Excerpt from a dataset
----

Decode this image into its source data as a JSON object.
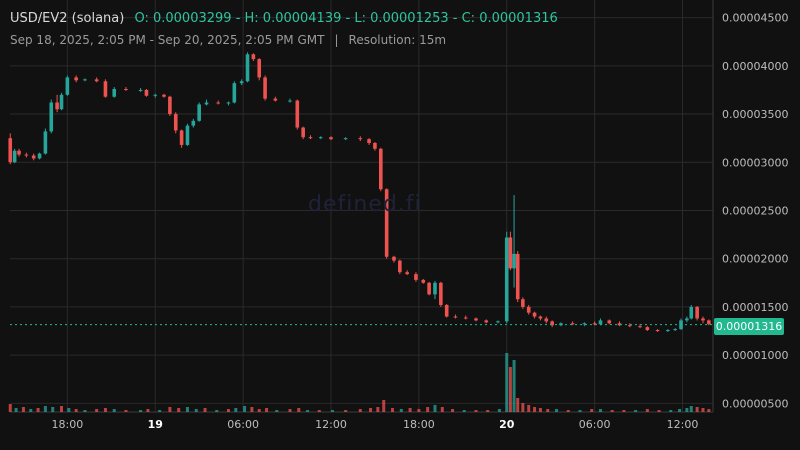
{
  "header": {
    "title": "USD/EV2 (solana)",
    "ohlc": "O: 0.00003299 - H: 0.00004139 - L: 0.00001253 - C: 0.00001316",
    "range": "Sep 18, 2025, 2:05 PM - Sep 20, 2025, 2:05 PM GMT",
    "separator": "|",
    "resolution": "Resolution: 15m"
  },
  "watermark": "defined.fi",
  "last_price_label": "0.00001316",
  "colors": {
    "up": "#26a69a",
    "down": "#ef5350",
    "background": "#111111",
    "grid": "#2a2a2a",
    "price_tag": "#22b990"
  },
  "chart_data": {
    "type": "candlestick",
    "title": "USD/EV2 (solana)",
    "yaxis": {
      "position": "right",
      "ticks": [
        "0.00000500",
        "0.00001000",
        "0.00001500",
        "0.00002000",
        "0.00002500",
        "0.00003000",
        "0.00003500",
        "0.00004000",
        "0.00004500"
      ],
      "range": [
        4.1e-06,
        4.6e-05
      ]
    },
    "xaxis": {
      "ticks": [
        {
          "label": "18:00",
          "bold": false,
          "hour": 18
        },
        {
          "label": "19",
          "bold": true,
          "hour": 24
        },
        {
          "label": "06:00",
          "bold": false,
          "hour": 30
        },
        {
          "label": "12:00",
          "bold": false,
          "hour": 36
        },
        {
          "label": "18:00",
          "bold": false,
          "hour": 42
        },
        {
          "label": "20",
          "bold": true,
          "hour": 48
        },
        {
          "label": "06:00",
          "bold": false,
          "hour": 54
        },
        {
          "label": "12:00",
          "bold": false,
          "hour": 60
        }
      ],
      "start_hour": 14.083,
      "end_hour": 62.083
    },
    "last_price": 1.316e-05,
    "series": [
      {
        "t": 14.1,
        "o": 3.25e-05,
        "h": 3.3e-05,
        "l": 2.98e-05,
        "c": 3e-05
      },
      {
        "t": 14.4,
        "o": 3e-05,
        "h": 3.14e-05,
        "l": 2.99e-05,
        "c": 3.12e-05
      },
      {
        "t": 14.7,
        "o": 3.12e-05,
        "h": 3.14e-05,
        "l": 3.06e-05,
        "c": 3.08e-05
      },
      {
        "t": 15.2,
        "o": 3.08e-05,
        "h": 3.1e-05,
        "l": 3.05e-05,
        "c": 3.07e-05
      },
      {
        "t": 15.7,
        "o": 3.07e-05,
        "h": 3.09e-05,
        "l": 3.02e-05,
        "c": 3.04e-05
      },
      {
        "t": 16.1,
        "o": 3.04e-05,
        "h": 3.1e-05,
        "l": 3.03e-05,
        "c": 3.09e-05
      },
      {
        "t": 16.5,
        "o": 3.09e-05,
        "h": 3.35e-05,
        "l": 3.08e-05,
        "c": 3.32e-05
      },
      {
        "t": 16.9,
        "o": 3.32e-05,
        "h": 3.65e-05,
        "l": 3.3e-05,
        "c": 3.62e-05
      },
      {
        "t": 17.3,
        "o": 3.62e-05,
        "h": 3.7e-05,
        "l": 3.52e-05,
        "c": 3.55e-05
      },
      {
        "t": 17.6,
        "o": 3.55e-05,
        "h": 3.72e-05,
        "l": 3.54e-05,
        "c": 3.7e-05
      },
      {
        "t": 18.0,
        "o": 3.7e-05,
        "h": 3.9e-05,
        "l": 3.69e-05,
        "c": 3.88e-05
      },
      {
        "t": 18.6,
        "o": 3.88e-05,
        "h": 3.9e-05,
        "l": 3.83e-05,
        "c": 3.85e-05
      },
      {
        "t": 19.2,
        "o": 3.85e-05,
        "h": 3.87e-05,
        "l": 3.84e-05,
        "c": 3.86e-05
      },
      {
        "t": 20.0,
        "o": 3.86e-05,
        "h": 3.88e-05,
        "l": 3.83e-05,
        "c": 3.84e-05
      },
      {
        "t": 20.6,
        "o": 3.84e-05,
        "h": 3.86e-05,
        "l": 3.67e-05,
        "c": 3.68e-05
      },
      {
        "t": 21.2,
        "o": 3.68e-05,
        "h": 3.78e-05,
        "l": 3.67e-05,
        "c": 3.76e-05
      },
      {
        "t": 22.0,
        "o": 3.76e-05,
        "h": 3.78e-05,
        "l": 3.74e-05,
        "c": 3.75e-05
      },
      {
        "t": 23.0,
        "o": 3.75e-05,
        "h": 3.77e-05,
        "l": 3.73e-05,
        "c": 3.75e-05
      },
      {
        "t": 23.4,
        "o": 3.75e-05,
        "h": 3.76e-05,
        "l": 3.68e-05,
        "c": 3.69e-05
      },
      {
        "t": 24.0,
        "o": 3.69e-05,
        "h": 3.71e-05,
        "l": 3.67e-05,
        "c": 3.7e-05
      },
      {
        "t": 24.6,
        "o": 3.7e-05,
        "h": 3.71e-05,
        "l": 3.67e-05,
        "c": 3.68e-05
      },
      {
        "t": 25.0,
        "o": 3.68e-05,
        "h": 3.69e-05,
        "l": 3.48e-05,
        "c": 3.5e-05
      },
      {
        "t": 25.4,
        "o": 3.5e-05,
        "h": 3.52e-05,
        "l": 3.3e-05,
        "c": 3.33e-05
      },
      {
        "t": 25.8,
        "o": 3.33e-05,
        "h": 3.34e-05,
        "l": 3.15e-05,
        "c": 3.18e-05
      },
      {
        "t": 26.2,
        "o": 3.18e-05,
        "h": 3.4e-05,
        "l": 3.17e-05,
        "c": 3.38e-05
      },
      {
        "t": 26.6,
        "o": 3.38e-05,
        "h": 3.45e-05,
        "l": 3.36e-05,
        "c": 3.43e-05
      },
      {
        "t": 27.0,
        "o": 3.43e-05,
        "h": 3.62e-05,
        "l": 3.42e-05,
        "c": 3.6e-05
      },
      {
        "t": 27.5,
        "o": 3.6e-05,
        "h": 3.65e-05,
        "l": 3.59e-05,
        "c": 3.62e-05
      },
      {
        "t": 28.3,
        "o": 3.62e-05,
        "h": 3.64e-05,
        "l": 3.6e-05,
        "c": 3.61e-05
      },
      {
        "t": 29.0,
        "o": 3.61e-05,
        "h": 3.63e-05,
        "l": 3.59e-05,
        "c": 3.62e-05
      },
      {
        "t": 29.4,
        "o": 3.62e-05,
        "h": 3.84e-05,
        "l": 3.61e-05,
        "c": 3.82e-05
      },
      {
        "t": 29.9,
        "o": 3.82e-05,
        "h": 3.86e-05,
        "l": 3.8e-05,
        "c": 3.84e-05
      },
      {
        "t": 30.3,
        "o": 3.84e-05,
        "h": 4.14e-05,
        "l": 3.83e-05,
        "c": 4.12e-05
      },
      {
        "t": 30.7,
        "o": 4.12e-05,
        "h": 4.13e-05,
        "l": 4.05e-05,
        "c": 4.07e-05
      },
      {
        "t": 31.1,
        "o": 4.07e-05,
        "h": 4.08e-05,
        "l": 3.85e-05,
        "c": 3.88e-05
      },
      {
        "t": 31.5,
        "o": 3.88e-05,
        "h": 3.9e-05,
        "l": 3.64e-05,
        "c": 3.66e-05
      },
      {
        "t": 32.2,
        "o": 3.66e-05,
        "h": 3.68e-05,
        "l": 3.63e-05,
        "c": 3.64e-05
      },
      {
        "t": 33.2,
        "o": 3.64e-05,
        "h": 3.66e-05,
        "l": 3.62e-05,
        "c": 3.64e-05
      },
      {
        "t": 33.7,
        "o": 3.64e-05,
        "h": 3.65e-05,
        "l": 3.34e-05,
        "c": 3.36e-05
      },
      {
        "t": 34.1,
        "o": 3.36e-05,
        "h": 3.37e-05,
        "l": 3.24e-05,
        "c": 3.26e-05
      },
      {
        "t": 34.6,
        "o": 3.26e-05,
        "h": 3.28e-05,
        "l": 3.24e-05,
        "c": 3.25e-05
      },
      {
        "t": 35.3,
        "o": 3.25e-05,
        "h": 3.27e-05,
        "l": 3.24e-05,
        "c": 3.26e-05
      },
      {
        "t": 36.0,
        "o": 3.26e-05,
        "h": 3.27e-05,
        "l": 3.23e-05,
        "c": 3.24e-05
      },
      {
        "t": 37.0,
        "o": 3.24e-05,
        "h": 3.26e-05,
        "l": 3.23e-05,
        "c": 3.25e-05
      },
      {
        "t": 38.0,
        "o": 3.25e-05,
        "h": 3.27e-05,
        "l": 3.22e-05,
        "c": 3.24e-05
      },
      {
        "t": 38.6,
        "o": 3.24e-05,
        "h": 3.25e-05,
        "l": 3.18e-05,
        "c": 3.2e-05
      },
      {
        "t": 39.0,
        "o": 3.2e-05,
        "h": 3.21e-05,
        "l": 3.12e-05,
        "c": 3.14e-05
      },
      {
        "t": 39.4,
        "o": 3.14e-05,
        "h": 3.15e-05,
        "l": 2.7e-05,
        "c": 2.72e-05
      },
      {
        "t": 39.8,
        "o": 2.72e-05,
        "h": 2.73e-05,
        "l": 2e-05,
        "c": 2.02e-05
      },
      {
        "t": 40.3,
        "o": 2.02e-05,
        "h": 2.03e-05,
        "l": 1.96e-05,
        "c": 1.98e-05
      },
      {
        "t": 40.7,
        "o": 1.98e-05,
        "h": 1.99e-05,
        "l": 1.84e-05,
        "c": 1.86e-05
      },
      {
        "t": 41.2,
        "o": 1.86e-05,
        "h": 1.88e-05,
        "l": 1.83e-05,
        "c": 1.84e-05
      },
      {
        "t": 41.8,
        "o": 1.84e-05,
        "h": 1.86e-05,
        "l": 1.76e-05,
        "c": 1.78e-05
      },
      {
        "t": 42.3,
        "o": 1.78e-05,
        "h": 1.79e-05,
        "l": 1.74e-05,
        "c": 1.75e-05
      },
      {
        "t": 42.7,
        "o": 1.75e-05,
        "h": 1.76e-05,
        "l": 1.62e-05,
        "c": 1.63e-05
      },
      {
        "t": 43.1,
        "o": 1.63e-05,
        "h": 1.77e-05,
        "l": 1.58e-05,
        "c": 1.75e-05
      },
      {
        "t": 43.5,
        "o": 1.75e-05,
        "h": 1.76e-05,
        "l": 1.5e-05,
        "c": 1.52e-05
      },
      {
        "t": 43.9,
        "o": 1.52e-05,
        "h": 1.53e-05,
        "l": 1.39e-05,
        "c": 1.4e-05
      },
      {
        "t": 44.5,
        "o": 1.4e-05,
        "h": 1.42e-05,
        "l": 1.38e-05,
        "c": 1.39e-05
      },
      {
        "t": 45.2,
        "o": 1.39e-05,
        "h": 1.41e-05,
        "l": 1.37e-05,
        "c": 1.38e-05
      },
      {
        "t": 45.9,
        "o": 1.38e-05,
        "h": 1.39e-05,
        "l": 1.35e-05,
        "c": 1.36e-05
      },
      {
        "t": 46.6,
        "o": 1.36e-05,
        "h": 1.37e-05,
        "l": 1.33e-05,
        "c": 1.34e-05
      },
      {
        "t": 47.4,
        "o": 1.34e-05,
        "h": 1.36e-05,
        "l": 1.33e-05,
        "c": 1.35e-05
      },
      {
        "t": 48.0,
        "o": 1.35e-05,
        "h": 2.28e-05,
        "l": 1.33e-05,
        "c": 2.22e-05
      },
      {
        "t": 48.25,
        "o": 2.22e-05,
        "h": 2.28e-05,
        "l": 1.88e-05,
        "c": 1.9e-05
      },
      {
        "t": 48.5,
        "o": 1.9e-05,
        "h": 2.66e-05,
        "l": 1.7e-05,
        "c": 2.05e-05
      },
      {
        "t": 48.75,
        "o": 2.05e-05,
        "h": 2.08e-05,
        "l": 1.55e-05,
        "c": 1.58e-05
      },
      {
        "t": 49.1,
        "o": 1.58e-05,
        "h": 1.6e-05,
        "l": 1.48e-05,
        "c": 1.5e-05
      },
      {
        "t": 49.5,
        "o": 1.5e-05,
        "h": 1.52e-05,
        "l": 1.42e-05,
        "c": 1.44e-05
      },
      {
        "t": 49.9,
        "o": 1.44e-05,
        "h": 1.45e-05,
        "l": 1.38e-05,
        "c": 1.4e-05
      },
      {
        "t": 50.3,
        "o": 1.4e-05,
        "h": 1.41e-05,
        "l": 1.36e-05,
        "c": 1.38e-05
      },
      {
        "t": 50.7,
        "o": 1.38e-05,
        "h": 1.4e-05,
        "l": 1.33e-05,
        "c": 1.35e-05
      },
      {
        "t": 51.1,
        "o": 1.35e-05,
        "h": 1.36e-05,
        "l": 1.29e-05,
        "c": 1.31e-05
      },
      {
        "t": 51.7,
        "o": 1.31e-05,
        "h": 1.34e-05,
        "l": 1.3e-05,
        "c": 1.33e-05
      },
      {
        "t": 52.5,
        "o": 1.33e-05,
        "h": 1.35e-05,
        "l": 1.31e-05,
        "c": 1.32e-05
      },
      {
        "t": 53.3,
        "o": 1.32e-05,
        "h": 1.34e-05,
        "l": 1.3e-05,
        "c": 1.33e-05
      },
      {
        "t": 54.0,
        "o": 1.33e-05,
        "h": 1.35e-05,
        "l": 1.31e-05,
        "c": 1.32e-05
      },
      {
        "t": 54.4,
        "o": 1.32e-05,
        "h": 1.38e-05,
        "l": 1.31e-05,
        "c": 1.36e-05
      },
      {
        "t": 55.0,
        "o": 1.36e-05,
        "h": 1.37e-05,
        "l": 1.32e-05,
        "c": 1.33e-05
      },
      {
        "t": 55.7,
        "o": 1.33e-05,
        "h": 1.35e-05,
        "l": 1.3e-05,
        "c": 1.31e-05
      },
      {
        "t": 56.4,
        "o": 1.31e-05,
        "h": 1.33e-05,
        "l": 1.29e-05,
        "c": 1.3e-05
      },
      {
        "t": 57.1,
        "o": 1.3e-05,
        "h": 1.32e-05,
        "l": 1.28e-05,
        "c": 1.29e-05
      },
      {
        "t": 57.6,
        "o": 1.29e-05,
        "h": 1.3e-05,
        "l": 1.25e-05,
        "c": 1.26e-05
      },
      {
        "t": 58.3,
        "o": 1.26e-05,
        "h": 1.27e-05,
        "l": 1.24e-05,
        "c": 1.25e-05
      },
      {
        "t": 59.0,
        "o": 1.25e-05,
        "h": 1.27e-05,
        "l": 1.24e-05,
        "c": 1.26e-05
      },
      {
        "t": 59.5,
        "o": 1.26e-05,
        "h": 1.28e-05,
        "l": 1.25e-05,
        "c": 1.27e-05
      },
      {
        "t": 59.9,
        "o": 1.27e-05,
        "h": 1.38e-05,
        "l": 1.26e-05,
        "c": 1.36e-05
      },
      {
        "t": 60.3,
        "o": 1.36e-05,
        "h": 1.4e-05,
        "l": 1.34e-05,
        "c": 1.38e-05
      },
      {
        "t": 60.6,
        "o": 1.38e-05,
        "h": 1.52e-05,
        "l": 1.37e-05,
        "c": 1.5e-05
      },
      {
        "t": 61.0,
        "o": 1.5e-05,
        "h": 1.51e-05,
        "l": 1.36e-05,
        "c": 1.38e-05
      },
      {
        "t": 61.4,
        "o": 1.38e-05,
        "h": 1.4e-05,
        "l": 1.33e-05,
        "c": 1.36e-05
      },
      {
        "t": 61.8,
        "o": 1.36e-05,
        "h": 1.37e-05,
        "l": 1.31e-05,
        "c": 1.32e-05
      }
    ],
    "volume": [
      {
        "t": 14.1,
        "v": 8,
        "up": false
      },
      {
        "t": 14.5,
        "v": 4,
        "up": true
      },
      {
        "t": 15.0,
        "v": 5,
        "up": false
      },
      {
        "t": 15.5,
        "v": 3,
        "up": true
      },
      {
        "t": 16.0,
        "v": 4,
        "up": false
      },
      {
        "t": 16.5,
        "v": 6,
        "up": true
      },
      {
        "t": 17.0,
        "v": 5,
        "up": true
      },
      {
        "t": 17.6,
        "v": 6,
        "up": false
      },
      {
        "t": 18.1,
        "v": 4,
        "up": true
      },
      {
        "t": 18.6,
        "v": 3,
        "up": false
      },
      {
        "t": 19.2,
        "v": 2,
        "up": true
      },
      {
        "t": 20.0,
        "v": 3,
        "up": false
      },
      {
        "t": 20.6,
        "v": 4,
        "up": false
      },
      {
        "t": 21.2,
        "v": 3,
        "up": true
      },
      {
        "t": 22.0,
        "v": 2,
        "up": false
      },
      {
        "t": 23.0,
        "v": 2,
        "up": true
      },
      {
        "t": 23.5,
        "v": 3,
        "up": false
      },
      {
        "t": 24.3,
        "v": 2,
        "up": true
      },
      {
        "t": 25.0,
        "v": 5,
        "up": false
      },
      {
        "t": 25.6,
        "v": 4,
        "up": false
      },
      {
        "t": 26.2,
        "v": 5,
        "up": true
      },
      {
        "t": 26.8,
        "v": 3,
        "up": true
      },
      {
        "t": 27.4,
        "v": 4,
        "up": false
      },
      {
        "t": 28.2,
        "v": 2,
        "up": true
      },
      {
        "t": 29.0,
        "v": 3,
        "up": false
      },
      {
        "t": 29.5,
        "v": 4,
        "up": true
      },
      {
        "t": 30.1,
        "v": 6,
        "up": true
      },
      {
        "t": 30.6,
        "v": 5,
        "up": false
      },
      {
        "t": 31.1,
        "v": 3,
        "up": false
      },
      {
        "t": 31.6,
        "v": 4,
        "up": false
      },
      {
        "t": 32.3,
        "v": 2,
        "up": true
      },
      {
        "t": 33.2,
        "v": 3,
        "up": false
      },
      {
        "t": 33.8,
        "v": 4,
        "up": false
      },
      {
        "t": 34.4,
        "v": 2,
        "up": true
      },
      {
        "t": 35.2,
        "v": 2,
        "up": false
      },
      {
        "t": 36.1,
        "v": 2,
        "up": true
      },
      {
        "t": 37.0,
        "v": 2,
        "up": false
      },
      {
        "t": 38.0,
        "v": 3,
        "up": false
      },
      {
        "t": 38.7,
        "v": 4,
        "up": false
      },
      {
        "t": 39.2,
        "v": 5,
        "up": false
      },
      {
        "t": 39.6,
        "v": 12,
        "up": false
      },
      {
        "t": 40.2,
        "v": 4,
        "up": false
      },
      {
        "t": 40.8,
        "v": 3,
        "up": true
      },
      {
        "t": 41.4,
        "v": 4,
        "up": false
      },
      {
        "t": 42.0,
        "v": 3,
        "up": false
      },
      {
        "t": 42.6,
        "v": 5,
        "up": false
      },
      {
        "t": 43.1,
        "v": 7,
        "up": true
      },
      {
        "t": 43.6,
        "v": 5,
        "up": false
      },
      {
        "t": 44.3,
        "v": 3,
        "up": false
      },
      {
        "t": 45.1,
        "v": 2,
        "up": true
      },
      {
        "t": 45.9,
        "v": 2,
        "up": false
      },
      {
        "t": 46.7,
        "v": 2,
        "up": false
      },
      {
        "t": 47.5,
        "v": 3,
        "up": true
      },
      {
        "t": 48.0,
        "v": 59,
        "up": true
      },
      {
        "t": 48.25,
        "v": 45,
        "up": false
      },
      {
        "t": 48.5,
        "v": 52,
        "up": true
      },
      {
        "t": 48.75,
        "v": 14,
        "up": false
      },
      {
        "t": 49.1,
        "v": 9,
        "up": false
      },
      {
        "t": 49.5,
        "v": 7,
        "up": false
      },
      {
        "t": 49.9,
        "v": 5,
        "up": false
      },
      {
        "t": 50.3,
        "v": 4,
        "up": false
      },
      {
        "t": 50.8,
        "v": 3,
        "up": false
      },
      {
        "t": 51.4,
        "v": 3,
        "up": true
      },
      {
        "t": 52.2,
        "v": 2,
        "up": false
      },
      {
        "t": 53.0,
        "v": 2,
        "up": true
      },
      {
        "t": 53.8,
        "v": 3,
        "up": false
      },
      {
        "t": 54.4,
        "v": 3,
        "up": true
      },
      {
        "t": 55.2,
        "v": 2,
        "up": false
      },
      {
        "t": 56.0,
        "v": 2,
        "up": false
      },
      {
        "t": 56.8,
        "v": 2,
        "up": true
      },
      {
        "t": 57.6,
        "v": 3,
        "up": false
      },
      {
        "t": 58.4,
        "v": 2,
        "up": false
      },
      {
        "t": 59.2,
        "v": 2,
        "up": true
      },
      {
        "t": 59.8,
        "v": 3,
        "up": true
      },
      {
        "t": 60.3,
        "v": 4,
        "up": true
      },
      {
        "t": 60.6,
        "v": 6,
        "up": true
      },
      {
        "t": 61.0,
        "v": 5,
        "up": false
      },
      {
        "t": 61.4,
        "v": 4,
        "up": false
      },
      {
        "t": 61.8,
        "v": 3,
        "up": false
      }
    ]
  }
}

----

List each line in the listing that contains the string "range".

(Task output):
    "range": "Sep 18, 2025, 2:05 PM - Sep 20, 2025, 2:05 PM GMT",
      "range": [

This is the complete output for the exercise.